RECORDED DATA ▸
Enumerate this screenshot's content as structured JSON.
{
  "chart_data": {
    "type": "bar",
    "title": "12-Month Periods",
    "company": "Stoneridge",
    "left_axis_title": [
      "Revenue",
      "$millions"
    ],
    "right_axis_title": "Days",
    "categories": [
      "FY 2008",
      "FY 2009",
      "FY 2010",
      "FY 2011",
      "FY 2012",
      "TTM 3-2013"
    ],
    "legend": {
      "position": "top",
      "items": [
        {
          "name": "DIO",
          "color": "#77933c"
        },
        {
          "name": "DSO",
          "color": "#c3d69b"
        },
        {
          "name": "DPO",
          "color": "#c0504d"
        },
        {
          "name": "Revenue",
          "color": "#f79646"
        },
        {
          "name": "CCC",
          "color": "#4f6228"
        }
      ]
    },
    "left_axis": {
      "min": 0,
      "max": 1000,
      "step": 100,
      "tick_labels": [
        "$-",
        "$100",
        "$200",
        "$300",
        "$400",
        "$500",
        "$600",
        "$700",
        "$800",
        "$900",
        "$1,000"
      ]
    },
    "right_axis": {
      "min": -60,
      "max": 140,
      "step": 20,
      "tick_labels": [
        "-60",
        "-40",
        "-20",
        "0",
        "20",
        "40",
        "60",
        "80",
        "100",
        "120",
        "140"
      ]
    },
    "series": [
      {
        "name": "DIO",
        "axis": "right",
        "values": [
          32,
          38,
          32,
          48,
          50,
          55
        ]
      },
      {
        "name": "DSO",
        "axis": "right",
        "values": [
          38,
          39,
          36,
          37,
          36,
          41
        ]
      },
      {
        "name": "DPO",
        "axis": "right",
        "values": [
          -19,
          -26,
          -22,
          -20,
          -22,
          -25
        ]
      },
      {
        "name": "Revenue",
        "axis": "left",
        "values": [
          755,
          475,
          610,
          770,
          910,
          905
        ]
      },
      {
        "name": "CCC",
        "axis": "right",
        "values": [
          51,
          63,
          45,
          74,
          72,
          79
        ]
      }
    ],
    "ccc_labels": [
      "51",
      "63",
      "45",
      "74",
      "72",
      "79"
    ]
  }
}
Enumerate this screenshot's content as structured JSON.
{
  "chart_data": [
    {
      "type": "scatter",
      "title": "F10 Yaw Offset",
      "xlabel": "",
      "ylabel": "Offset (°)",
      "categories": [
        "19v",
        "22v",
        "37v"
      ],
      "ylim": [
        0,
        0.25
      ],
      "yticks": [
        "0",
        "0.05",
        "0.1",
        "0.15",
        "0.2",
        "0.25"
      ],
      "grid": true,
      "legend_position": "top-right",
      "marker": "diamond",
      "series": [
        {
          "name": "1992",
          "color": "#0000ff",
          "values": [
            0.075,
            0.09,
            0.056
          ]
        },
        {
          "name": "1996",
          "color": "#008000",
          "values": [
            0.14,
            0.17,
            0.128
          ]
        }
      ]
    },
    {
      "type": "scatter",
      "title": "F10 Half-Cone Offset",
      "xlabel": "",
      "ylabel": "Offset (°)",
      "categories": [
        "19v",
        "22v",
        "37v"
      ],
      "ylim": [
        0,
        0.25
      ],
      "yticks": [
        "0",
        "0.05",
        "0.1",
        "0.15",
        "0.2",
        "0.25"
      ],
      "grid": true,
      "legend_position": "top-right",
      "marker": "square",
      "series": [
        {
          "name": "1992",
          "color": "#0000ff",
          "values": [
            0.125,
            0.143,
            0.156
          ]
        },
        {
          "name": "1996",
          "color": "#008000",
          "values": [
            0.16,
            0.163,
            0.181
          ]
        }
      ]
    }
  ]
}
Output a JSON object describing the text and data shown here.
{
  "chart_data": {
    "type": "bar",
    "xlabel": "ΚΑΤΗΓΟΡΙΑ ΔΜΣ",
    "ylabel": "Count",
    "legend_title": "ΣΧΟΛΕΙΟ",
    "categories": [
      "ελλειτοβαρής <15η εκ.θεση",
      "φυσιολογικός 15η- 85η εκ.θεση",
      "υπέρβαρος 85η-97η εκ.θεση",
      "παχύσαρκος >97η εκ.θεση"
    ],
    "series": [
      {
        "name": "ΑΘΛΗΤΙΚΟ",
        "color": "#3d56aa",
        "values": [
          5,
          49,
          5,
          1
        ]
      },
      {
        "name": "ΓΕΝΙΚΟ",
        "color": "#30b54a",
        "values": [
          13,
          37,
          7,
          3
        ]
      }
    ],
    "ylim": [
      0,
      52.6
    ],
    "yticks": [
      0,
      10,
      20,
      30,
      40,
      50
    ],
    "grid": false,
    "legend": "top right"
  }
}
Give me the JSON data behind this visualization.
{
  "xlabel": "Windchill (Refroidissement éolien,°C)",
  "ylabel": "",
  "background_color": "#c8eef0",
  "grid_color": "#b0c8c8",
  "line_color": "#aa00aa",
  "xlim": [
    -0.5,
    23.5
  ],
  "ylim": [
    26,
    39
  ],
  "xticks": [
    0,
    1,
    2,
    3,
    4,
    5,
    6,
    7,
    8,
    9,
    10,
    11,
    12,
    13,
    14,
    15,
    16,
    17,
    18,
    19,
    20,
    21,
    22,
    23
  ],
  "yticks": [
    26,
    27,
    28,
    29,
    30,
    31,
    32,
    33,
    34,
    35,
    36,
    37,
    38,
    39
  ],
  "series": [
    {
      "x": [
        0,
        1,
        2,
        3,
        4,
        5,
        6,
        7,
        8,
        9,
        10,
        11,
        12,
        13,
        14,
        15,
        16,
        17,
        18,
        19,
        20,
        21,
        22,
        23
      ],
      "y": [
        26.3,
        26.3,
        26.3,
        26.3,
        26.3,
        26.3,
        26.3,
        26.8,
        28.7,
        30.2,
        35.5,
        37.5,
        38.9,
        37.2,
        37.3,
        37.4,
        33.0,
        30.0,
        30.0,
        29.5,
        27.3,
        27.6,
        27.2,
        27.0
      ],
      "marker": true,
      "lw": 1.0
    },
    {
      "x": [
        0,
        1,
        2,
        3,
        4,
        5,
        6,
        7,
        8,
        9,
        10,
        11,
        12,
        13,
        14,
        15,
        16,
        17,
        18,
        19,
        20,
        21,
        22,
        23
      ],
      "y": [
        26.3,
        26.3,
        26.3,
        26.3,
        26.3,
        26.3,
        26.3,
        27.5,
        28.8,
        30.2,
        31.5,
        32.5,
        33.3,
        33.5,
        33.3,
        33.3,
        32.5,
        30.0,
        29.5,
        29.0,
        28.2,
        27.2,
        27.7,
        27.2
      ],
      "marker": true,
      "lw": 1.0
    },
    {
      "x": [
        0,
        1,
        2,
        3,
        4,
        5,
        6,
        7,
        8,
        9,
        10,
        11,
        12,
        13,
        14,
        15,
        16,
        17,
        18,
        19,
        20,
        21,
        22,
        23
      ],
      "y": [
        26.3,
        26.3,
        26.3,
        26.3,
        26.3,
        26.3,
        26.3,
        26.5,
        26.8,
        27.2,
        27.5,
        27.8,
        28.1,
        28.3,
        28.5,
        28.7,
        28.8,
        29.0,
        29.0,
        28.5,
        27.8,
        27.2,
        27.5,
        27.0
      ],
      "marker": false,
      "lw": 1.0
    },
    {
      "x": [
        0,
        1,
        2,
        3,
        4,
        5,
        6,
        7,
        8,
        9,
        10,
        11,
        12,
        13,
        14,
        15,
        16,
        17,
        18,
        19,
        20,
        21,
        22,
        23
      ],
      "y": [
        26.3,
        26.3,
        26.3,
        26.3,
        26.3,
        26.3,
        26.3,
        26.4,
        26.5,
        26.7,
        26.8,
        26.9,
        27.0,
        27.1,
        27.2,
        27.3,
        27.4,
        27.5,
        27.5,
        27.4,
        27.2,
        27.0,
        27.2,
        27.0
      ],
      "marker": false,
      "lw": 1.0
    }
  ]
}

DIRECTIVE ▸ Each line of the material should be echoed exactly.

WRITTEN RESPONSE ▸
Enumerate this screenshot's content as structured JSON.
{
  "chart_data": {
    "type": "bar",
    "title": "12-Month Periods",
    "company": "Stoneridge",
    "left_axis_title": [
      "Revenue",
      "$millions"
    ],
    "right_axis_title": "Days",
    "categories": [
      "FY 2008",
      "FY 2009",
      "FY 2010",
      "FY 2011",
      "FY 2012",
      "TTM 3-2013"
    ],
    "legend": {
      "position": "top",
      "items": [
        {
          "name": "DIO",
          "color": "#77933c"
        },
        {
          "name": "DSO",
          "color": "#c3d69b"
        },
        {
          "name": "DPO",
          "color": "#c0504d"
        },
        {
          "name": "Revenue",
          "color": "#f79646"
        },
        {
          "name": "CCC",
          "color": "#4f6228"
        }
      ]
    },
    "left_axis": {
      "min": 0,
      "max": 1000,
      "step": 100,
      "tick_labels": [
        "$-",
        "$100",
        "$200",
        "$300",
        "$400",
        "$500",
        "$600",
        "$700",
        "$800",
        "$900",
        "$1,000"
      ]
    },
    "right_axis": {
      "min": -60,
      "max": 140,
      "step": 20,
      "tick_labels": [
        "-60",
        "-40",
        "-20",
        "0",
        "20",
        "40",
        "60",
        "80",
        "100",
        "120",
        "140"
      ]
    },
    "series": [
      {
        "name": "DIO",
        "axis": "right",
        "values": [
          32,
          38,
          32,
          48,
          50,
          55
        ]
      },
      {
        "name": "DSO",
        "axis": "right",
        "values": [
          38,
          39,
          36,
          37,
          36,
          41
        ]
      },
      {
        "name": "DPO",
        "axis": "right",
        "values": [
          -19,
          -26,
          -22,
          -20,
          -22,
          -25
        ]
      },
      {
        "name": "Revenue",
        "axis": "left",
        "values": [
          755,
          475,
          610,
          770,
          910,
          905
        ]
      },
      {
        "name": "CCC",
        "axis": "right",
        "values": [
          51,
          63,
          45,
          74,
          72,
          79
        ]
      }
    ],
    "ccc_labels": [
      "51",
      "63",
      "45",
      "74",
      "72",
      "79"
    ]
  }
}
Enumerate this screenshot's content as structured JSON.
{
  "chart_data": [
    {
      "type": "scatter",
      "title": "F10 Yaw Offset",
      "xlabel": "",
      "ylabel": "Offset (°)",
      "categories": [
        "19v",
        "22v",
        "37v"
      ],
      "ylim": [
        0,
        0.25
      ],
      "yticks": [
        "0",
        "0.05",
        "0.1",
        "0.15",
        "0.2",
        "0.25"
      ],
      "grid": true,
      "legend_position": "top-right",
      "marker": "diamond",
      "series": [
        {
          "name": "1992",
          "color": "#0000ff",
          "values": [
            0.075,
            0.09,
            0.056
          ]
        },
        {
          "name": "1996",
          "color": "#008000",
          "values": [
            0.14,
            0.17,
            0.128
          ]
        }
      ]
    },
    {
      "type": "scatter",
      "title": "F10 Half-Cone Offset",
      "xlabel": "",
      "ylabel": "Offset (°)",
      "categories": [
        "19v",
        "22v",
        "37v"
      ],
      "ylim": [
        0,
        0.25
      ],
      "yticks": [
        "0",
        "0.05",
        "0.1",
        "0.15",
        "0.2",
        "0.25"
      ],
      "grid": true,
      "legend_position": "top-right",
      "marker": "square",
      "series": [
        {
          "name": "1992",
          "color": "#0000ff",
          "values": [
            0.125,
            0.143,
            0.156
          ]
        },
        {
          "name": "1996",
          "color": "#008000",
          "values": [
            0.16,
            0.163,
            0.181
          ]
        }
      ]
    }
  ]
}
Output a JSON object describing the text and data shown here.
{
  "chart_data": {
    "type": "bar",
    "xlabel": "ΚΑΤΗΓΟΡΙΑ ΔΜΣ",
    "ylabel": "Count",
    "legend_title": "ΣΧΟΛΕΙΟ",
    "categories": [
      "ελλειτοβαρής <15η εκ.θεση",
      "φυσιολογικός 15η- 85η εκ.θεση",
      "υπέρβαρος 85η-97η εκ.θεση",
      "παχύσαρκος >97η εκ.θεση"
    ],
    "series": [
      {
        "name": "ΑΘΛΗΤΙΚΟ",
        "color": "#3d56aa",
        "values": [
          5,
          49,
          5,
          1
        ]
      },
      {
        "name": "ΓΕΝΙΚΟ",
        "color": "#30b54a",
        "values": [
          13,
          37,
          7,
          3
        ]
      }
    ],
    "ylim": [
      0,
      52.6
    ],
    "yticks": [
      0,
      10,
      20,
      30,
      40,
      50
    ],
    "grid": false,
    "legend": "top right"
  }
}
Give me the JSON data behind this visualization.
{
  "xlabel": "Windchill (Refroidissement éolien,°C)",
  "ylabel": "",
  "background_color": "#c8eef0",
  "grid_color": "#b0c8c8",
  "line_color": "#aa00aa",
  "xlim": [
    -0.5,
    23.5
  ],
  "ylim": [
    26,
    39
  ],
  "xticks": [
    0,
    1,
    2,
    3,
    4,
    5,
    6,
    7,
    8,
    9,
    10,
    11,
    12,
    13,
    14,
    15,
    16,
    17,
    18,
    19,
    20,
    21,
    22,
    23
  ],
  "yticks": [
    26,
    27,
    28,
    29,
    30,
    31,
    32,
    33,
    34,
    35,
    36,
    37,
    38,
    39
  ],
  "series": [
    {
      "x": [
        0,
        1,
        2,
        3,
        4,
        5,
        6,
        7,
        8,
        9,
        10,
        11,
        12,
        13,
        14,
        15,
        16,
        17,
        18,
        19,
        20,
        21,
        22,
        23
      ],
      "y": [
        26.3,
        26.3,
        26.3,
        26.3,
        26.3,
        26.3,
        26.3,
        26.8,
        28.7,
        30.2,
        35.5,
        37.5,
        38.9,
        37.2,
        37.3,
        37.4,
        33.0,
        30.0,
        30.0,
        29.5,
        27.3,
        27.6,
        27.2,
        27.0
      ],
      "marker": true,
      "lw": 1.0
    },
    {
      "x": [
        0,
        1,
        2,
        3,
        4,
        5,
        6,
        7,
        8,
        9,
        10,
        11,
        12,
        13,
        14,
        15,
        16,
        17,
        18,
        19,
        20,
        21,
        22,
        23
      ],
      "y": [
        26.3,
        26.3,
        26.3,
        26.3,
        26.3,
        26.3,
        26.3,
        27.5,
        28.8,
        30.2,
        31.5,
        32.5,
        33.3,
        33.5,
        33.3,
        33.3,
        32.5,
        30.0,
        29.5,
        29.0,
        28.2,
        27.2,
        27.7,
        27.2
      ],
      "marker": true,
      "lw": 1.0
    },
    {
      "x": [
        0,
        1,
        2,
        3,
        4,
        5,
        6,
        7,
        8,
        9,
        10,
        11,
        12,
        13,
        14,
        15,
        16,
        17,
        18,
        19,
        20,
        21,
        22,
        23
      ],
      "y": [
        26.3,
        26.3,
        26.3,
        26.3,
        26.3,
        26.3,
        26.3,
        26.5,
        26.8,
        27.2,
        27.5,
        27.8,
        28.1,
        28.3,
        28.5,
        28.7,
        28.8,
        29.0,
        29.0,
        28.5,
        27.8,
        27.2,
        27.5,
        27.0
      ],
      "marker": false,
      "lw": 1.0
    },
    {
      "x": [
        0,
        1,
        2,
        3,
        4,
        5,
        6,
        7,
        8,
        9,
        10,
        11,
        12,
        13,
        14,
        15,
        16,
        17,
        18,
        19,
        20,
        21,
        22,
        23
      ],
      "y": [
        26.3,
        26.3,
        26.3,
        26.3,
        26.3,
        26.3,
        26.3,
        26.4,
        26.5,
        26.7,
        26.8,
        26.9,
        27.0,
        27.1,
        27.2,
        27.3,
        27.4,
        27.5,
        27.5,
        27.4,
        27.2,
        27.0,
        27.2,
        27.0
      ],
      "marker": false,
      "lw": 1.0
    }
  ]
}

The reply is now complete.